#### [RECORDS PROVIDED]
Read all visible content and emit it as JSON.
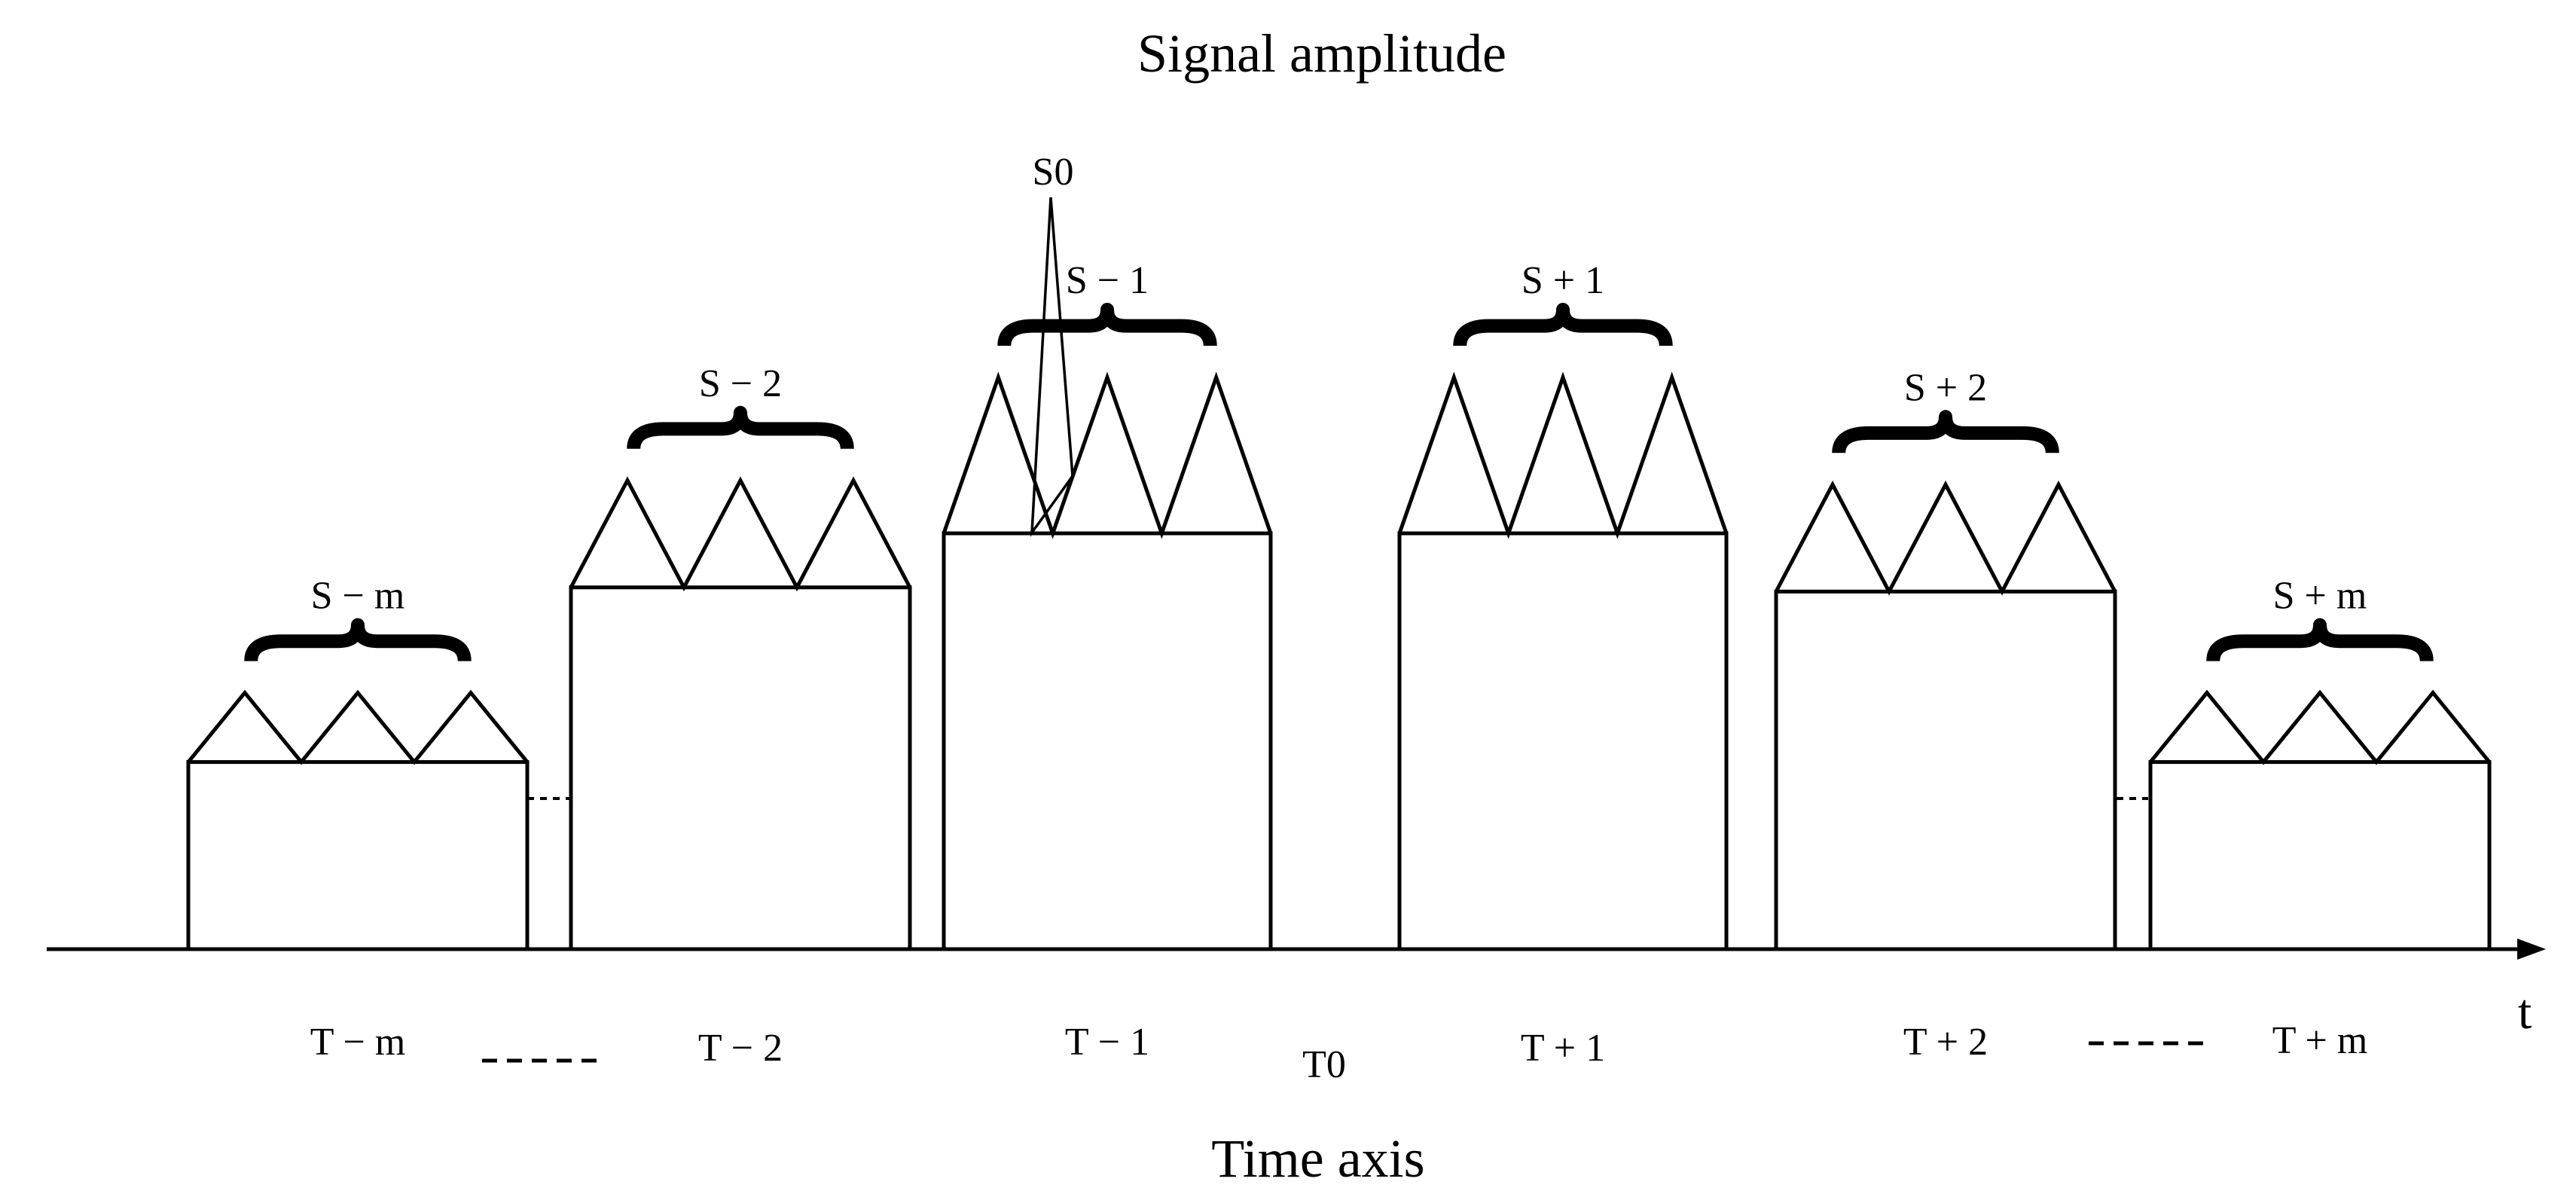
{
  "title": "Signal amplitude",
  "x_axis_label": "Time axis",
  "axis_symbol": "t",
  "origin_label": "T0",
  "peak_label": "S0",
  "colors": {
    "stroke": "#000000",
    "background": "#ffffff"
  },
  "blocks": [
    {
      "time_label": "T − m",
      "segment_label": "S − m",
      "level": 0.45
    },
    {
      "time_label": "T − 2",
      "segment_label": "S − 2",
      "level": 0.87
    },
    {
      "time_label": "T − 1",
      "segment_label": "S − 1",
      "level": 1.0
    },
    {
      "time_label": "T + 1",
      "segment_label": "S + 1",
      "level": 1.0
    },
    {
      "time_label": "T + 2",
      "segment_label": "S + 2",
      "level": 0.86
    },
    {
      "time_label": "T + m",
      "segment_label": "S + m",
      "level": 0.45
    }
  ]
}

#### [TASK BRIEF]
Retype all of the entries exactly as written, leaving out any images.

#### [RESULT BELOW]
Read all visible content and emit it as JSON.
{
  "title": "Signal amplitude",
  "x_axis_label": "Time axis",
  "axis_symbol": "t",
  "origin_label": "T0",
  "peak_label": "S0",
  "colors": {
    "stroke": "#000000",
    "background": "#ffffff"
  },
  "blocks": [
    {
      "time_label": "T − m",
      "segment_label": "S − m",
      "level": 0.45
    },
    {
      "time_label": "T − 2",
      "segment_label": "S − 2",
      "level": 0.87
    },
    {
      "time_label": "T − 1",
      "segment_label": "S − 1",
      "level": 1.0
    },
    {
      "time_label": "T + 1",
      "segment_label": "S + 1",
      "level": 1.0
    },
    {
      "time_label": "T + 2",
      "segment_label": "S + 2",
      "level": 0.86
    },
    {
      "time_label": "T + m",
      "segment_label": "S + m",
      "level": 0.45
    }
  ]
}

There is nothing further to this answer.